Extracted data entries:
-- Begin --
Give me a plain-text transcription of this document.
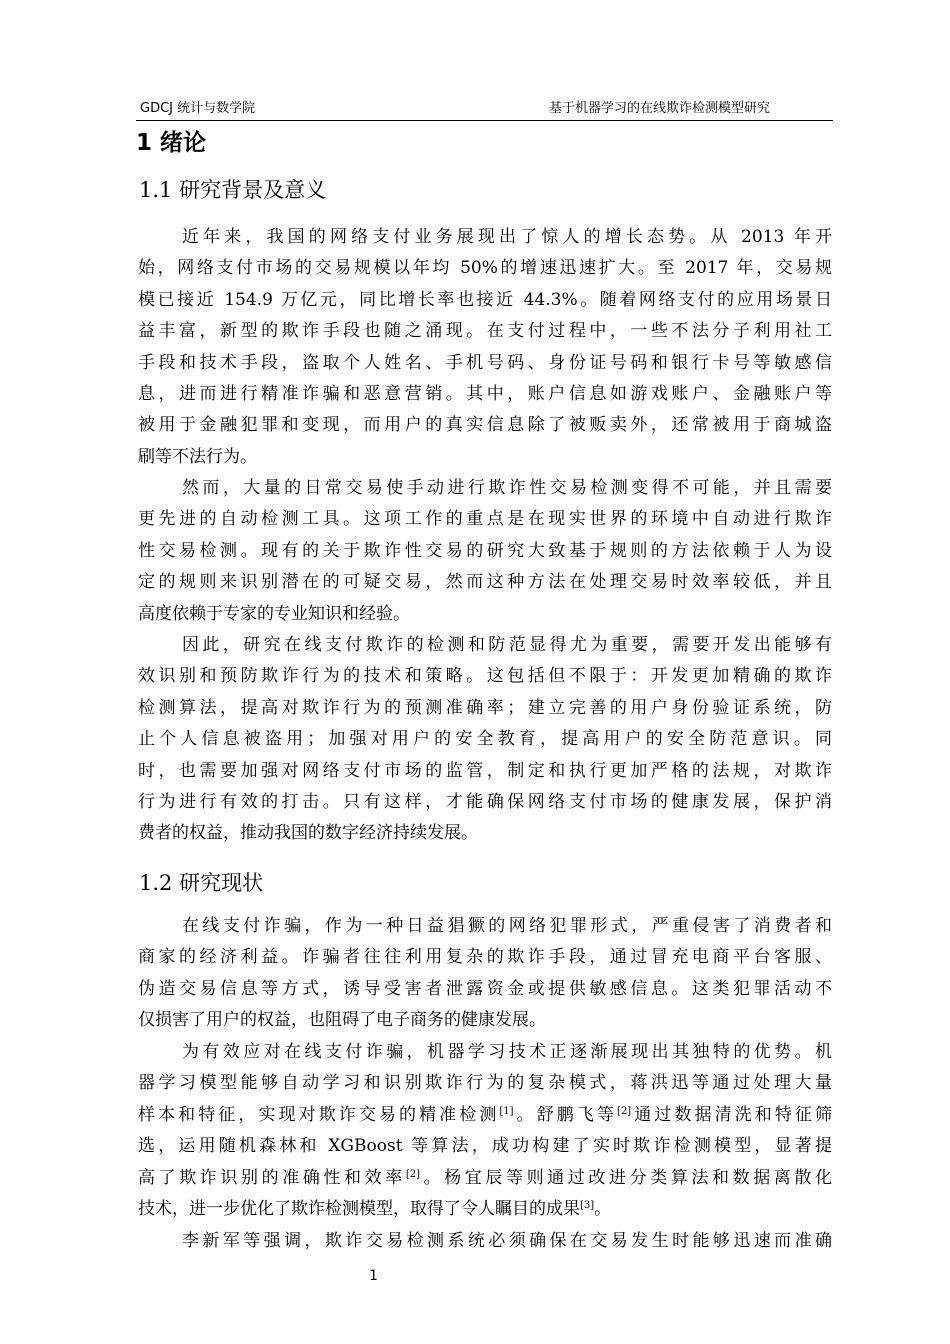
GDCJ 统计与数学院	基于机器学习的在线欺诈检测模型研究
1 绪论
1.1 研究背景及意义
近年来，我国的网络支付业务展现出了惊人的增长态势。从 2013 年开
始，网络支付市场的交易规模以年均 50%的增速迅速扩大。至 2017 年，交易规
模已接近 154.9 万亿元，同比增长率也接近 44.3%。随着网络支付的应用场景日
益丰富，新型的欺诈手段也随之涌现。在支付过程中，一些不法分子利用社工
手段和技术手段，盗取个人姓名、手机号码、身份证号码和银行卡号等敏感信
息，进而进行精准诈骗和恶意营销。其中，账户信息如游戏账户、金融账户等
被用于金融犯罪和变现，而用户的真实信息除了被贩卖外，还常被用于商城盗
刷等不法行为。
然而，大量的日常交易使手动进行欺诈性交易检测变得不可能，并且需要
更先进的自动检测工具。这项工作的重点是在现实世界的环境中自动进行欺诈
性交易检测。现有的关于欺诈性交易的研究大致基于规则的方法依赖于人为设
定的规则来识别潜在的可疑交易，然而这种方法在处理交易时效率较低，并且
高度依赖于专家的专业知识和经验。
因此，研究在线支付欺诈的检测和防范显得尤为重要，需要开发出能够有
效识别和预防欺诈行为的技术和策略。这包括但不限于：开发更加精确的欺诈
检测算法，提高对欺诈行为的预测准确率；建立完善的用户身份验证系统，防
止个人信息被盗用；加强对用户的安全教育，提高用户的安全防范意识。同
时，也需要加强对网络支付市场的监管，制定和执行更加严格的法规，对欺诈
行为进行有效的打击。只有这样，才能确保网络支付市场的健康发展，保护消
费者的权益，推动我国的数字经济持续发展。
1.2 研究现状
在线支付诈骗，作为一种日益猖獗的网络犯罪形式，严重侵害了消费者和
商家的经济利益。诈骗者往往利用复杂的欺诈手段，通过冒充电商平台客服、
伪造交易信息等方式，诱导受害者泄露资金或提供敏感信息。这类犯罪活动不
仅损害了用户的权益，也阻碍了电子商务的健康发展。
为有效应对在线支付诈骗，机器学习技术正逐渐展现出其独特的优势。机
器学习模型能够自动学习和识别欺诈行为的复杂模式，蒋洪迅等通过处理大量
样本和特征，实现对欺诈交易的精准检测[1]。舒鹏飞等[2]通过数据清洗和特征筛
选，运用随机森林和 XGBoost 等算法，成功构建了实时欺诈检测模型，显著提
高了欺诈识别的准确性和效率[2]。杨宜辰等则通过改进分类算法和数据离散化
技术，进一步优化了欺诈检测模型，取得了令人瞩目的成果[3]。
李新军等强调，欺诈交易检测系统必须确保在交易发生时能够迅速而准确
1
-- End --
> TASK REQUIREMENTS: Pictures are excluded; copy all other data exactly as shown.

> ANSWER TO THE EXERCISE:
Give me a plain-text transcription of this document.
GDCJ 统计与数学院	基于机器学习的在线欺诈检测模型研究
1 绪论
1.1 研究背景及意义
近年来，我国的网络支付业务展现出了惊人的增长态势。从 2013 年开
始，网络支付市场的交易规模以年均 50%的增速迅速扩大。至 2017 年，交易规
模已接近 154.9 万亿元，同比增长率也接近 44.3%。随着网络支付的应用场景日
益丰富，新型的欺诈手段也随之涌现。在支付过程中，一些不法分子利用社工
手段和技术手段，盗取个人姓名、手机号码、身份证号码和银行卡号等敏感信
息，进而进行精准诈骗和恶意营销。其中，账户信息如游戏账户、金融账户等
被用于金融犯罪和变现，而用户的真实信息除了被贩卖外，还常被用于商城盗
刷等不法行为。
然而，大量的日常交易使手动进行欺诈性交易检测变得不可能，并且需要
更先进的自动检测工具。这项工作的重点是在现实世界的环境中自动进行欺诈
性交易检测。现有的关于欺诈性交易的研究大致基于规则的方法依赖于人为设
定的规则来识别潜在的可疑交易，然而这种方法在处理交易时效率较低，并且
高度依赖于专家的专业知识和经验。
因此，研究在线支付欺诈的检测和防范显得尤为重要，需要开发出能够有
效识别和预防欺诈行为的技术和策略。这包括但不限于：开发更加精确的欺诈
检测算法，提高对欺诈行为的预测准确率；建立完善的用户身份验证系统，防
止个人信息被盗用；加强对用户的安全教育，提高用户的安全防范意识。同
时，也需要加强对网络支付市场的监管，制定和执行更加严格的法规，对欺诈
行为进行有效的打击。只有这样，才能确保网络支付市场的健康发展，保护消
费者的权益，推动我国的数字经济持续发展。
1.2 研究现状
在线支付诈骗，作为一种日益猖獗的网络犯罪形式，严重侵害了消费者和
商家的经济利益。诈骗者往往利用复杂的欺诈手段，通过冒充电商平台客服、
伪造交易信息等方式，诱导受害者泄露资金或提供敏感信息。这类犯罪活动不
仅损害了用户的权益，也阻碍了电子商务的健康发展。
为有效应对在线支付诈骗，机器学习技术正逐渐展现出其独特的优势。机
器学习模型能够自动学习和识别欺诈行为的复杂模式，蒋洪迅等通过处理大量
样本和特征，实现对欺诈交易的精准检测[1]。舒鹏飞等[2]通过数据清洗和特征筛
选，运用随机森林和 XGBoost 等算法，成功构建了实时欺诈检测模型，显著提
高了欺诈识别的准确性和效率[2]。杨宜辰等则通过改进分类算法和数据离散化
技术，进一步优化了欺诈检测模型，取得了令人瞩目的成果[3]。
李新军等强调，欺诈交易检测系统必须确保在交易发生时能够迅速而准确
1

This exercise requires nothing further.